Work to do »
Pull each line holding "more" out of the entries below.

--- START ---

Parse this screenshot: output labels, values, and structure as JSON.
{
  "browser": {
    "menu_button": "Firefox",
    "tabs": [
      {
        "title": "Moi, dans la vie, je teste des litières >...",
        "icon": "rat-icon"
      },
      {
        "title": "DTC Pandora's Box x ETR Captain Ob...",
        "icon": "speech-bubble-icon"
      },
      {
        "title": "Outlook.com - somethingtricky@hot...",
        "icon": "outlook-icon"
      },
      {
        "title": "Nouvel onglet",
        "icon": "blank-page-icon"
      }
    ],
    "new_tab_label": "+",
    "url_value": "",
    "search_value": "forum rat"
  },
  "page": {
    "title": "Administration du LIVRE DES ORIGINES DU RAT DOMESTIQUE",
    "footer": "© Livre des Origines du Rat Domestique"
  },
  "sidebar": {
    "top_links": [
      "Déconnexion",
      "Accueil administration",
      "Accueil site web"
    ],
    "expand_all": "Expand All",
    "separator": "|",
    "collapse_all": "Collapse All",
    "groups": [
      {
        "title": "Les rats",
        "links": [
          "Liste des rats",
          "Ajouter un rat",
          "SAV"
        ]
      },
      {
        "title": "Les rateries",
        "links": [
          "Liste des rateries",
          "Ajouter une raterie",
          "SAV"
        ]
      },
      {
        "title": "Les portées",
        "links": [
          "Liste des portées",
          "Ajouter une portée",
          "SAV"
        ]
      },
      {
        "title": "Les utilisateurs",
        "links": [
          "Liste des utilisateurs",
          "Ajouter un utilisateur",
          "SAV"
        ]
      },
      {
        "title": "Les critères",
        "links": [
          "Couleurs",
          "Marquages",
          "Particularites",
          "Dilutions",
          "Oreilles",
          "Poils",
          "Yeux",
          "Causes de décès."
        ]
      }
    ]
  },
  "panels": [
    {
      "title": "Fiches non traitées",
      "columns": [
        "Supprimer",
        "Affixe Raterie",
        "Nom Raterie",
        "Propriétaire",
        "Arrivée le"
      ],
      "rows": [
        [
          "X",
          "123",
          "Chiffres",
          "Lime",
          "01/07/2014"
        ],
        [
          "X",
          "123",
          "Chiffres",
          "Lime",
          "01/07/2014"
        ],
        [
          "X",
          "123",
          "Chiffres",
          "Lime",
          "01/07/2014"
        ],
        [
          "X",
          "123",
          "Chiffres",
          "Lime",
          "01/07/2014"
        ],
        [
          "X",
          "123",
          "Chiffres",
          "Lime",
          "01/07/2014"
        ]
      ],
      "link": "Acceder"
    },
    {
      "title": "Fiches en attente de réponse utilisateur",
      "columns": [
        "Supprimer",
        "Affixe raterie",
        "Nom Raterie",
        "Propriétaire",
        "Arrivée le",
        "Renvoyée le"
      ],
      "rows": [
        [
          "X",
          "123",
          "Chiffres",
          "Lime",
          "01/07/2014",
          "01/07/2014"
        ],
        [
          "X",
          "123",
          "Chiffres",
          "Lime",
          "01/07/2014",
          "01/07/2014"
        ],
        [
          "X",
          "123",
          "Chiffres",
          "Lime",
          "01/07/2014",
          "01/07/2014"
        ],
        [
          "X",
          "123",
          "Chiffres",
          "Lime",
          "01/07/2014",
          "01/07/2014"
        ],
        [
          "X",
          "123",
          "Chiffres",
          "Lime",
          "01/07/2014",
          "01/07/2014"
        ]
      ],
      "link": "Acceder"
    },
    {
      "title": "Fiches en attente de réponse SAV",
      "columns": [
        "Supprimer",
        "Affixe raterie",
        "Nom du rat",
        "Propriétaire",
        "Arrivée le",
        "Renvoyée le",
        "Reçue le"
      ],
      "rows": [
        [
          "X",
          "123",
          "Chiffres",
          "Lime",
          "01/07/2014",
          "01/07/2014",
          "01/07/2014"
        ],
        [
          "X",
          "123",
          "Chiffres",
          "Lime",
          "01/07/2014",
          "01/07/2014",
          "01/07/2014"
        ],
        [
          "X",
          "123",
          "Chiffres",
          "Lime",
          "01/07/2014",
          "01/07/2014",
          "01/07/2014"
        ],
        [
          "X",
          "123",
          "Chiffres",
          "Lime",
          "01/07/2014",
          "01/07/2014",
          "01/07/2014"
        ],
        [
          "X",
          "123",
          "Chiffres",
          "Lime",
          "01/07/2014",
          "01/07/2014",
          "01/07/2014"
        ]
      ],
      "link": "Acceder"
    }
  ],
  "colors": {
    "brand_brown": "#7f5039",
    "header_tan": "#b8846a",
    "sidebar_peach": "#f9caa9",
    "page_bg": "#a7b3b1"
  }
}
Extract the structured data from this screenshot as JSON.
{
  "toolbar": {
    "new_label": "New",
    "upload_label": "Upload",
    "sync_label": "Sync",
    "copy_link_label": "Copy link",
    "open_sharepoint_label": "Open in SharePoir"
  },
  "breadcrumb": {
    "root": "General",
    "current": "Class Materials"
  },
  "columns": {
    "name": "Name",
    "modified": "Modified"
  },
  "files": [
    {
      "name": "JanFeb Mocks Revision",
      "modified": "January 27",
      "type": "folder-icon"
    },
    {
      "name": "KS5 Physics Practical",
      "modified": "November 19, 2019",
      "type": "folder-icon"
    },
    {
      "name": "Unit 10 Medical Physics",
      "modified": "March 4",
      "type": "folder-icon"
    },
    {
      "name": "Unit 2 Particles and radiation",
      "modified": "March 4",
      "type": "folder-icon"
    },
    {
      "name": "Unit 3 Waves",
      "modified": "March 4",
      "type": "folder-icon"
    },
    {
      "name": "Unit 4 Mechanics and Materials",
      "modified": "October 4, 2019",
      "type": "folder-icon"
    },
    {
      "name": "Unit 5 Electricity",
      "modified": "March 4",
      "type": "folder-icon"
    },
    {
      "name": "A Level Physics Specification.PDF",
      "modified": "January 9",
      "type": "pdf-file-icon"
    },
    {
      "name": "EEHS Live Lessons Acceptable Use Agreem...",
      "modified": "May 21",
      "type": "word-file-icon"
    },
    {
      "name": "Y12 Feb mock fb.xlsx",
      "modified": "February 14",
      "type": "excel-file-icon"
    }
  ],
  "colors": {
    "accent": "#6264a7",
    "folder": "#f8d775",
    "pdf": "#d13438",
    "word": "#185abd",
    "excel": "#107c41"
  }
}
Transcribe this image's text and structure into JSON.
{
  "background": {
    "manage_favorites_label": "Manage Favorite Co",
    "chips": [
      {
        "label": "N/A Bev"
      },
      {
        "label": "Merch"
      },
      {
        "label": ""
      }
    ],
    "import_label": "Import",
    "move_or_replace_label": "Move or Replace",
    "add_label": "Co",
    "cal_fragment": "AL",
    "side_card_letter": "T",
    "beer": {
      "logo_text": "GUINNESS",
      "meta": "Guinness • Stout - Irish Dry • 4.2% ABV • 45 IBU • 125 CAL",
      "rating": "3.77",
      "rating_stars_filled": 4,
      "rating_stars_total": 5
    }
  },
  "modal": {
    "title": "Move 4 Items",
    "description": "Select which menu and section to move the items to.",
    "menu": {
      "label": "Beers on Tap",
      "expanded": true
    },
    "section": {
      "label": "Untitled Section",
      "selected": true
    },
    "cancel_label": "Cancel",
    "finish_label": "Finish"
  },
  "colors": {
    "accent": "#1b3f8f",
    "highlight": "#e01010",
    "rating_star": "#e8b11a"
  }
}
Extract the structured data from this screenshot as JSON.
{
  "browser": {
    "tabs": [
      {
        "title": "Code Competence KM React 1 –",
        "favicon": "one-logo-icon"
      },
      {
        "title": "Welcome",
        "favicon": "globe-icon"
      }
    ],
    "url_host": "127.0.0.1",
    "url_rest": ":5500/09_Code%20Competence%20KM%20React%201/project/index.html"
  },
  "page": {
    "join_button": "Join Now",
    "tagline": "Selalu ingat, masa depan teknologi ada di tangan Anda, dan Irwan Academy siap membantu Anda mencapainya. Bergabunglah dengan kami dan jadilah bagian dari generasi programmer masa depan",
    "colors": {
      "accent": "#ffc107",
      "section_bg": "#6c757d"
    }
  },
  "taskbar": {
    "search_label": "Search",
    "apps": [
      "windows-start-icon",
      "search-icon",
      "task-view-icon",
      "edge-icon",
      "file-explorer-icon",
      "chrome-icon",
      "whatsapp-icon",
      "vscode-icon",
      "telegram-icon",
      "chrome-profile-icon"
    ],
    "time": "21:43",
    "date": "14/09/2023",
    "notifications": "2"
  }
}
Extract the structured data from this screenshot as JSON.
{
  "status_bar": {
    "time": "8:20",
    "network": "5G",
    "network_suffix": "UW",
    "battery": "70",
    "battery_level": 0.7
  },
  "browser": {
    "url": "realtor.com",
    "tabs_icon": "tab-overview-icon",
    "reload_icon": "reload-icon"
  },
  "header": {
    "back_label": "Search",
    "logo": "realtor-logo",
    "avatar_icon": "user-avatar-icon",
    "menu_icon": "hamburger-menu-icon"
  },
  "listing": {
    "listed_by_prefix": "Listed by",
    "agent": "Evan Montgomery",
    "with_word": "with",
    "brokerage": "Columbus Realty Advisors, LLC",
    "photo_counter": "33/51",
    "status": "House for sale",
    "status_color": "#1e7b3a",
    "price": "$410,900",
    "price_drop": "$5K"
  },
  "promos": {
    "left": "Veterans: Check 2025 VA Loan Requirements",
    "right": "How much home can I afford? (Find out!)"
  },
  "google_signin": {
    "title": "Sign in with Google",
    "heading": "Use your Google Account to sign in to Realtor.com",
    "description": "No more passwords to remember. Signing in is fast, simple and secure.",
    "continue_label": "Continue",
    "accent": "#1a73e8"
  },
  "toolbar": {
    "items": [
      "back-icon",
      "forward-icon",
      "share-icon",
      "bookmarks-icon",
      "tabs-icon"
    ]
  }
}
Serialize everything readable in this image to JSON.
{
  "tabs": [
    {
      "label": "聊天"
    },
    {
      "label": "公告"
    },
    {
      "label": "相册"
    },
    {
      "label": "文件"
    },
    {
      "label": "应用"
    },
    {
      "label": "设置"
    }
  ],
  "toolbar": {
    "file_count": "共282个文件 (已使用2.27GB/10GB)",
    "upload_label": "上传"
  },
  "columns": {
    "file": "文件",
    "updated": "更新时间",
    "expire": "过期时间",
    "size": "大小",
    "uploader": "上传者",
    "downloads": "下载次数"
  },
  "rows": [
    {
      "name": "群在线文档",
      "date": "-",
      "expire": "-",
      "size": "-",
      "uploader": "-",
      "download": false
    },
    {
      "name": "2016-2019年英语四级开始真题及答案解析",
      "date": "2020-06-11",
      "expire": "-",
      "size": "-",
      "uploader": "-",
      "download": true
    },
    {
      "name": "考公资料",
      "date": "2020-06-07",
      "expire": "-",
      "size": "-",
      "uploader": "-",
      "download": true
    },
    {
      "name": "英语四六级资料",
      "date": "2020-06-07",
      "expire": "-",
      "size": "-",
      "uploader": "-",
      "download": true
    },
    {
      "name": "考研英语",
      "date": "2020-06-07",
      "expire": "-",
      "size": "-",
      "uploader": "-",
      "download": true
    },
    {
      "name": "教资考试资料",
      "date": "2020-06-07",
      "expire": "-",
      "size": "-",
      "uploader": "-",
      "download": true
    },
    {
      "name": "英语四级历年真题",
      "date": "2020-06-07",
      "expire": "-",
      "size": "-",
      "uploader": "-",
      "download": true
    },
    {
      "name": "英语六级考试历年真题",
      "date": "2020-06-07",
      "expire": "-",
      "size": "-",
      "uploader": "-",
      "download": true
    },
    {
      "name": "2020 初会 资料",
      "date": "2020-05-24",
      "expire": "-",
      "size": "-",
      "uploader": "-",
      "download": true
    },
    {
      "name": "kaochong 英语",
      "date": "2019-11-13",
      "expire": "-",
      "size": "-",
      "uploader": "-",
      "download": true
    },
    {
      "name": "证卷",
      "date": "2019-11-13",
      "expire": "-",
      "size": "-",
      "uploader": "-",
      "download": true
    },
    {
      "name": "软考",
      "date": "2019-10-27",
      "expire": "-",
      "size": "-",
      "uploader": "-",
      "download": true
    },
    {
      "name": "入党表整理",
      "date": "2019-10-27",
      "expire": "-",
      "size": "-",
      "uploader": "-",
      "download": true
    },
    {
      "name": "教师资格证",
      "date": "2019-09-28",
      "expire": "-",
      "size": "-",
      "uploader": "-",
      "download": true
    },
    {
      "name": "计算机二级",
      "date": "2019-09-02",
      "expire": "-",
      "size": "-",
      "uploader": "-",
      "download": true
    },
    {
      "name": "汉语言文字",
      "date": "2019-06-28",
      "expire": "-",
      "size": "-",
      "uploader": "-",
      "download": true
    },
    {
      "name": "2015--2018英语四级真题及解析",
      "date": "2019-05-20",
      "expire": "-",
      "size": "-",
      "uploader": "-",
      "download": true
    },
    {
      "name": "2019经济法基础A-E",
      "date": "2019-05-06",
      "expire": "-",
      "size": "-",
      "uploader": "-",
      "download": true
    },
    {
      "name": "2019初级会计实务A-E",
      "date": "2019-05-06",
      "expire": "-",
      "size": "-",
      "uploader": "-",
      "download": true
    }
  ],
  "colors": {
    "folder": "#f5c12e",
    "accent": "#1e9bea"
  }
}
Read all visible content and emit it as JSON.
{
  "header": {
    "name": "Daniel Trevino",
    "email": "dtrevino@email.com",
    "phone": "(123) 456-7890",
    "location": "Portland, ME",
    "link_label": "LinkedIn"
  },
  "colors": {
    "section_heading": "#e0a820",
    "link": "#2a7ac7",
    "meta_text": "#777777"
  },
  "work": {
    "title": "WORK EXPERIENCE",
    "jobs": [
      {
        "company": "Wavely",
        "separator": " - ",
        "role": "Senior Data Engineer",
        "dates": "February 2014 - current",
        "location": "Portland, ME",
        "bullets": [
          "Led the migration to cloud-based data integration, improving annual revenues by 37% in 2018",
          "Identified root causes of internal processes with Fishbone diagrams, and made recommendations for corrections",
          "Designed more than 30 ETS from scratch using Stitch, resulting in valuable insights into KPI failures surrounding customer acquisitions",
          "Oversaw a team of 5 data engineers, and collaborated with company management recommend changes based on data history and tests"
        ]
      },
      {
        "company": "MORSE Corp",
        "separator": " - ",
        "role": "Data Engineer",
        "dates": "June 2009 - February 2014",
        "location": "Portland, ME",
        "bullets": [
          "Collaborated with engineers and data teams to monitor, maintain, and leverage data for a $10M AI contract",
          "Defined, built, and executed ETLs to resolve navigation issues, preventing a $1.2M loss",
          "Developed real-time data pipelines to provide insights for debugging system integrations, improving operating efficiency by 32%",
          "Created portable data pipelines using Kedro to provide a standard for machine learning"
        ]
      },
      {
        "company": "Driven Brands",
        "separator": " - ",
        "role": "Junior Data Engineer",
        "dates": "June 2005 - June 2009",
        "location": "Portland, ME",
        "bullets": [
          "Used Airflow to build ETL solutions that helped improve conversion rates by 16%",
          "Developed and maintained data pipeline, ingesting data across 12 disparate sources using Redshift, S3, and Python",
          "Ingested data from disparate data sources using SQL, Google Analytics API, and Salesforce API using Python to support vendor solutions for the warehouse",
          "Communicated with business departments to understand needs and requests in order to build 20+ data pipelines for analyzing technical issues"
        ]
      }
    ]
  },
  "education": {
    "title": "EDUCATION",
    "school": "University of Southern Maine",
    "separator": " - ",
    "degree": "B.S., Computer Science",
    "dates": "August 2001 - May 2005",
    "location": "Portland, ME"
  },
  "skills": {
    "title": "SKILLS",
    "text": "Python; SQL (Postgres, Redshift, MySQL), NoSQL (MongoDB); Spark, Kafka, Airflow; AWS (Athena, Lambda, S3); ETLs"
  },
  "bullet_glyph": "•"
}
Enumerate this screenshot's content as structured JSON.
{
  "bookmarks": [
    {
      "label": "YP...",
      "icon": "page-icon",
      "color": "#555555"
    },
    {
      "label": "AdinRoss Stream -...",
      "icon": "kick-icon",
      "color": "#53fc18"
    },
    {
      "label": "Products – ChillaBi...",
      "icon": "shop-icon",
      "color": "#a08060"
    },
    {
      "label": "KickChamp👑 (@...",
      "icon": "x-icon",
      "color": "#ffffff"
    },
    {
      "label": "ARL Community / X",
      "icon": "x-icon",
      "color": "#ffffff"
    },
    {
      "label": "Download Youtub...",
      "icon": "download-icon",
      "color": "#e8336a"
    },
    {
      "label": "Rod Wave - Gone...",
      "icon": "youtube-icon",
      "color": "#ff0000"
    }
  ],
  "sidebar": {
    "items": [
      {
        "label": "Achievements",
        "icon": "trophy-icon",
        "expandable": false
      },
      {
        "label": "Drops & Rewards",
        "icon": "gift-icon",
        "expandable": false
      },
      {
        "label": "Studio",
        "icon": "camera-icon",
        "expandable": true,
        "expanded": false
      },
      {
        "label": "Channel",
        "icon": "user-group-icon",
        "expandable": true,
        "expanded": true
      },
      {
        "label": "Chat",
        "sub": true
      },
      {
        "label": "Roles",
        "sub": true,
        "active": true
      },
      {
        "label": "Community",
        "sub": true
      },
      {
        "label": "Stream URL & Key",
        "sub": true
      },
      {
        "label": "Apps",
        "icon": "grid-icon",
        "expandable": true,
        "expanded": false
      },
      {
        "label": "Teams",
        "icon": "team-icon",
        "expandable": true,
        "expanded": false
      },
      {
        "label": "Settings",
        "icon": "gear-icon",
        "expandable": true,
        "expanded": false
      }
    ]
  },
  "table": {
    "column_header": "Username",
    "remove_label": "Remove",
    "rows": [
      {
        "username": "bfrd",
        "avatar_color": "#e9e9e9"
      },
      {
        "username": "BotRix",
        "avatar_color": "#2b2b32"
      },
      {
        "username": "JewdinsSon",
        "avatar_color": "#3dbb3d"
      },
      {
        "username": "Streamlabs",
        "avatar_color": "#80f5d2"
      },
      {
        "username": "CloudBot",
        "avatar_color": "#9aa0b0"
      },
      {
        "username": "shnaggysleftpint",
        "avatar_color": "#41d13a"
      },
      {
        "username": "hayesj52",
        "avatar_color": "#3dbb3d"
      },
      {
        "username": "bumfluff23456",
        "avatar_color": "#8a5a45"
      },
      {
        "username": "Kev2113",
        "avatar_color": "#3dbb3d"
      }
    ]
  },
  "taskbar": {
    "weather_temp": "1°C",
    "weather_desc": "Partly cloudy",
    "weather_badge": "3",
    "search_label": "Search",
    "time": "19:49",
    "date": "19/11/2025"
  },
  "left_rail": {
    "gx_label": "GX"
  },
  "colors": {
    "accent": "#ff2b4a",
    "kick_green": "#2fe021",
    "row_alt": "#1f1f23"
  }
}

--- END ---

Expected output »
    "description": "No more passwords to remember. Signing in is fast, simple and secure.",
          "Designed more than 30 ETS from scratch using Stitch, resulting in valuable insights into KPI failures surrounding customer acquisitions",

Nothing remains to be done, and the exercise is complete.